Search the data below for the string "подпунктами". Extract every line that contains it.

A run of records
# # # # #

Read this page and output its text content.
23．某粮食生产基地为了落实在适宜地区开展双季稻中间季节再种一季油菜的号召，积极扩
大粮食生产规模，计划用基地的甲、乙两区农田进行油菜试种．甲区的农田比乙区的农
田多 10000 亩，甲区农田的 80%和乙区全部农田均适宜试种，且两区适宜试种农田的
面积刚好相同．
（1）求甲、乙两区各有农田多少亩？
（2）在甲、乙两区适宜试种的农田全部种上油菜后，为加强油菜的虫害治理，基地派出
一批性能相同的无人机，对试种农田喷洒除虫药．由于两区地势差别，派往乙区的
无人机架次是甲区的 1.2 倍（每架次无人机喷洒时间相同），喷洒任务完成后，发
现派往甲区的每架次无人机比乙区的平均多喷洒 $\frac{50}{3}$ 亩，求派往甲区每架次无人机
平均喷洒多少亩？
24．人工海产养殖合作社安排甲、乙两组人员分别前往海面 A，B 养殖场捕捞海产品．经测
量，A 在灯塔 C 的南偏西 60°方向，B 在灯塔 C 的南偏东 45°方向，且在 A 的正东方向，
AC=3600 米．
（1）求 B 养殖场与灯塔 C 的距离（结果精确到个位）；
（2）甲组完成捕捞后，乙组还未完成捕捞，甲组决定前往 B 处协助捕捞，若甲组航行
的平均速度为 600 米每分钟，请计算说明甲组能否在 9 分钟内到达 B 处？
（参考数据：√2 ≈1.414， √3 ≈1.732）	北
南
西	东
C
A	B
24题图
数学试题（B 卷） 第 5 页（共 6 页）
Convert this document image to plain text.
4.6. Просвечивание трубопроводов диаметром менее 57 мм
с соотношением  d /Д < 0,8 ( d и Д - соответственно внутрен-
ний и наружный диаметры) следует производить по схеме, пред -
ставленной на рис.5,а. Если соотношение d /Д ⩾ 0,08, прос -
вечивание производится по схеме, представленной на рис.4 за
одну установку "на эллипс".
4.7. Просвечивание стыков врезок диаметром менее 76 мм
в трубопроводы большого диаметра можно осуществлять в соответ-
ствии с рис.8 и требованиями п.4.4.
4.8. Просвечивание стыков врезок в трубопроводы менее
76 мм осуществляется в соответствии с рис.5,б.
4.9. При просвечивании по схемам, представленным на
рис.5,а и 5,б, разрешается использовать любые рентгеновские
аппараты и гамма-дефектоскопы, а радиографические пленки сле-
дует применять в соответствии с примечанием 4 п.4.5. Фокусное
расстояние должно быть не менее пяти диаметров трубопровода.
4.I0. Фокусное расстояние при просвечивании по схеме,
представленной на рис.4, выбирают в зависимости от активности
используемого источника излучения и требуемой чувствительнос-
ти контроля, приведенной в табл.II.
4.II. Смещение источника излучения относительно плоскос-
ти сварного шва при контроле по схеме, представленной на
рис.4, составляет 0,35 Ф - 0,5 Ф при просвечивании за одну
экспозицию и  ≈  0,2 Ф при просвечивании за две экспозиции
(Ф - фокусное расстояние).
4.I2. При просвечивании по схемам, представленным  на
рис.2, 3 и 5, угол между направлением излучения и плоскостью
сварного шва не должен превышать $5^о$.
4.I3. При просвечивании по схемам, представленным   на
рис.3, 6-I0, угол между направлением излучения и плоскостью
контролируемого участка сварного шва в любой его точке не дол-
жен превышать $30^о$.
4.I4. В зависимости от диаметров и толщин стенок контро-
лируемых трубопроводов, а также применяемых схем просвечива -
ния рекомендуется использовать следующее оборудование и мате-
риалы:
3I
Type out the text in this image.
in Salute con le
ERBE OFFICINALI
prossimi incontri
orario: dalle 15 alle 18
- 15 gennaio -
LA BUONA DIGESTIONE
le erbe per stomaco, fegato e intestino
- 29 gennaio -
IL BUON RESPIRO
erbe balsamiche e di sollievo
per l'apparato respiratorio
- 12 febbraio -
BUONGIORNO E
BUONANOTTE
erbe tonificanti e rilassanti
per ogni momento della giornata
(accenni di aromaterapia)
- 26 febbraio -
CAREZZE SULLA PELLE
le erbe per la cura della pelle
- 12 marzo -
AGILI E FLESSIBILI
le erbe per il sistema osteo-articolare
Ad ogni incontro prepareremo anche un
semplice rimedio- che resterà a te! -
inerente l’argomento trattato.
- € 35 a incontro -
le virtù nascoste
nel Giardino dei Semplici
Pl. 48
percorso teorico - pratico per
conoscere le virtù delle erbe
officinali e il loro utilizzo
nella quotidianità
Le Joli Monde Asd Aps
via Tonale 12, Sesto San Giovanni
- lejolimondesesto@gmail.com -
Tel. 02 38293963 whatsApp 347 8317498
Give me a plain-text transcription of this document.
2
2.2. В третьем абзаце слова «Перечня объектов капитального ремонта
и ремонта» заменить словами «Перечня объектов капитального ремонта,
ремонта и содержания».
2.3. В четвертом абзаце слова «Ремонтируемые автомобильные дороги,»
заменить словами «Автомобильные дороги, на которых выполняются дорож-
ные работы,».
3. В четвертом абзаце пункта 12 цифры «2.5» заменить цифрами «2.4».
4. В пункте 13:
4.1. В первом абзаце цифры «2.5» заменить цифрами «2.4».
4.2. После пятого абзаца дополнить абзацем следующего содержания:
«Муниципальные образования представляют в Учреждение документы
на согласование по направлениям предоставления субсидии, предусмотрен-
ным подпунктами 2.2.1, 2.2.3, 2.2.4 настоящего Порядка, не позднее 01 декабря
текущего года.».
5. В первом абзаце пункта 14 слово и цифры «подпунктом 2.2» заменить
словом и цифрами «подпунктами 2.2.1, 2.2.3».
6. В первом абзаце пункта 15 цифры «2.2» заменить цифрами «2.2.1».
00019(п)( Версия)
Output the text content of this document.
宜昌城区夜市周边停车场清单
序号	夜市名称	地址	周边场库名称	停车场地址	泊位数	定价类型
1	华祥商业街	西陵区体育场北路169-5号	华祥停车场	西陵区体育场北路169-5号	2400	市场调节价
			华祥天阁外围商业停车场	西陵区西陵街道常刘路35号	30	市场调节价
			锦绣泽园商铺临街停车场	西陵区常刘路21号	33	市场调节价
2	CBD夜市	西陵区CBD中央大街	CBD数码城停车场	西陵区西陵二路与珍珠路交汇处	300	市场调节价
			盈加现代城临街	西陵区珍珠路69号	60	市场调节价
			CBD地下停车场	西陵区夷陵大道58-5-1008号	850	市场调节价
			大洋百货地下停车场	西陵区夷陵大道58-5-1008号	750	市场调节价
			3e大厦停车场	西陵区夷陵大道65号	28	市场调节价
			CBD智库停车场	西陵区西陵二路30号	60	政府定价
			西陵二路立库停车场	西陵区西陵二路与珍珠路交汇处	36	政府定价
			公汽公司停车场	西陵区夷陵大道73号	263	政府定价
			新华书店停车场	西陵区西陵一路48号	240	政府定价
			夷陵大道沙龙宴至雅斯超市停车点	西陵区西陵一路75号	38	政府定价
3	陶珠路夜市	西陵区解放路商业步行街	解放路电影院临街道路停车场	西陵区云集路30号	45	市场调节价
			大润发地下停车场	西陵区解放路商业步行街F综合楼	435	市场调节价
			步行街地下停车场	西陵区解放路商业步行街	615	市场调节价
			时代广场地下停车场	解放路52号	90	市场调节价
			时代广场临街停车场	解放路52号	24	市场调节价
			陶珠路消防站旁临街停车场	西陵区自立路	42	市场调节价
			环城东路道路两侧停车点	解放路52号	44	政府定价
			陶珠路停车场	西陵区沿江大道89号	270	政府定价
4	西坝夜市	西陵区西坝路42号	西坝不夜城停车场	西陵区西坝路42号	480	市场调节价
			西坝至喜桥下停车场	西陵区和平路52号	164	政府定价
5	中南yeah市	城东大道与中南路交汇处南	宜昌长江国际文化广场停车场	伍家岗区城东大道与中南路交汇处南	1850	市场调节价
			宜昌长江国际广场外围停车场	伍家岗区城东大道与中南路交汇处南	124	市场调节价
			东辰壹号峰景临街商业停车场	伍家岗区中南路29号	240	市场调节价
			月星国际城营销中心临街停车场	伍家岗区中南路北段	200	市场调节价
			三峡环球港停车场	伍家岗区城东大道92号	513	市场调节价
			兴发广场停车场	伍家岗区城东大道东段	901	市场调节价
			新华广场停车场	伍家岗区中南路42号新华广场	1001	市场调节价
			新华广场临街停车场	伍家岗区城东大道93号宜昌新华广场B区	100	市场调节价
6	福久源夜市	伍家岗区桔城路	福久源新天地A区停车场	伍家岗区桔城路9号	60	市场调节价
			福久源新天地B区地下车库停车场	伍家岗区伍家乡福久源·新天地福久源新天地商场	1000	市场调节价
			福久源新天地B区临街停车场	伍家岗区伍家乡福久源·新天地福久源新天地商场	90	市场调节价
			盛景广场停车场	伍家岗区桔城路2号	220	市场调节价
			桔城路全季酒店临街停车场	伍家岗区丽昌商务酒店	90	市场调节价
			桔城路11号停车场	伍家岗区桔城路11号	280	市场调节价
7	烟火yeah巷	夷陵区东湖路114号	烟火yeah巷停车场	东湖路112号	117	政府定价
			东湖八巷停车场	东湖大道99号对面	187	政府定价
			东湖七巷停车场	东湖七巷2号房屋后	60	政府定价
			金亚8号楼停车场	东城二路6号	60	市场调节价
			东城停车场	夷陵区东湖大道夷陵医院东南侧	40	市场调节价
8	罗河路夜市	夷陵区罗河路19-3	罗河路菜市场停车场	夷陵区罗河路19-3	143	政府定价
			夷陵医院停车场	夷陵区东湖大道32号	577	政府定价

# # # # #

- Reply -
ным подпунктами 2.2.1, 2.2.3, 2.2.4 настоящего Порядка, не позднее 01 декабря
словом и цифрами «подпунктами 2.2.1, 2.2.3».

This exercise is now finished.